PROBLEM STATEMENT: Copy each line of the entries beneath that contains the word "Read".

RECORDS TO USE:
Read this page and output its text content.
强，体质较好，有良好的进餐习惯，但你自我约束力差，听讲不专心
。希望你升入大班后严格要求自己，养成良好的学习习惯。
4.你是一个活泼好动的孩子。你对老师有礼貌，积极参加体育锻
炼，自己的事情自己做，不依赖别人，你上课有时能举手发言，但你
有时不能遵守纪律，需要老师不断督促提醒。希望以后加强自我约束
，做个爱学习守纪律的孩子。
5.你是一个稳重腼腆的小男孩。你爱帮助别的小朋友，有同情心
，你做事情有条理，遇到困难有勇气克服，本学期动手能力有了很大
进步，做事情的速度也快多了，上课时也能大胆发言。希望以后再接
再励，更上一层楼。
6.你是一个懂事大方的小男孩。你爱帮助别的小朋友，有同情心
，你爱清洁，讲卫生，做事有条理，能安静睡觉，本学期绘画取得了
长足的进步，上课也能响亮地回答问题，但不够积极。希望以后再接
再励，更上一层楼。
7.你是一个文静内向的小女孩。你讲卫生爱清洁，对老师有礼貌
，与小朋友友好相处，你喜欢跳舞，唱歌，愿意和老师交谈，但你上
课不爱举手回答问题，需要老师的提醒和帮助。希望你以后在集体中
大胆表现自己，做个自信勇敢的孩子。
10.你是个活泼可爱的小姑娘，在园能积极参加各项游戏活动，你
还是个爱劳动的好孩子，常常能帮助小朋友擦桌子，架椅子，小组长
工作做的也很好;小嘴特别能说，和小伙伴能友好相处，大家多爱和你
...
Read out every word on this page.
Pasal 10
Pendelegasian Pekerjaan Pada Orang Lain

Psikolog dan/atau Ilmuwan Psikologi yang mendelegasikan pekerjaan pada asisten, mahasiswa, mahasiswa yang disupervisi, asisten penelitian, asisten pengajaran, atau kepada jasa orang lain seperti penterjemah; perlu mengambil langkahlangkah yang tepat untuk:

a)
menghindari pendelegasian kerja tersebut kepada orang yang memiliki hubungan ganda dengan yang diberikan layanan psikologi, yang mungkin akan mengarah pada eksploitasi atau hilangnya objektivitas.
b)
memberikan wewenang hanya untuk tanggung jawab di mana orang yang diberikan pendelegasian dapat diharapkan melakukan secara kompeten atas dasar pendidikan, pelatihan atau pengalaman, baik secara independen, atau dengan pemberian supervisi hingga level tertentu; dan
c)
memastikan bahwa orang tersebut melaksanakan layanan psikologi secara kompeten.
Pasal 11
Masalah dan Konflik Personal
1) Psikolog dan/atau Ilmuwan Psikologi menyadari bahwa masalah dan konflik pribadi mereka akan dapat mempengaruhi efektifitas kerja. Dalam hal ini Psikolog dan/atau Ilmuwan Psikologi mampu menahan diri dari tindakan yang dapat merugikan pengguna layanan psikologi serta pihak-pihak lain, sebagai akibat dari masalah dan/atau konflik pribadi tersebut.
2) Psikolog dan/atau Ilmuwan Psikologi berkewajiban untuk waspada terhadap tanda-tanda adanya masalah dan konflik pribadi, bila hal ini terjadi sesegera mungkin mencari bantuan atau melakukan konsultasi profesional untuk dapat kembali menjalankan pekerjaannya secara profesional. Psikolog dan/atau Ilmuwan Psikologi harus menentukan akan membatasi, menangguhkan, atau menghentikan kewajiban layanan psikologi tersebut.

ANSWER TO THIS PROBLEM:
Read this page and output its text content.
Read out every word on this page.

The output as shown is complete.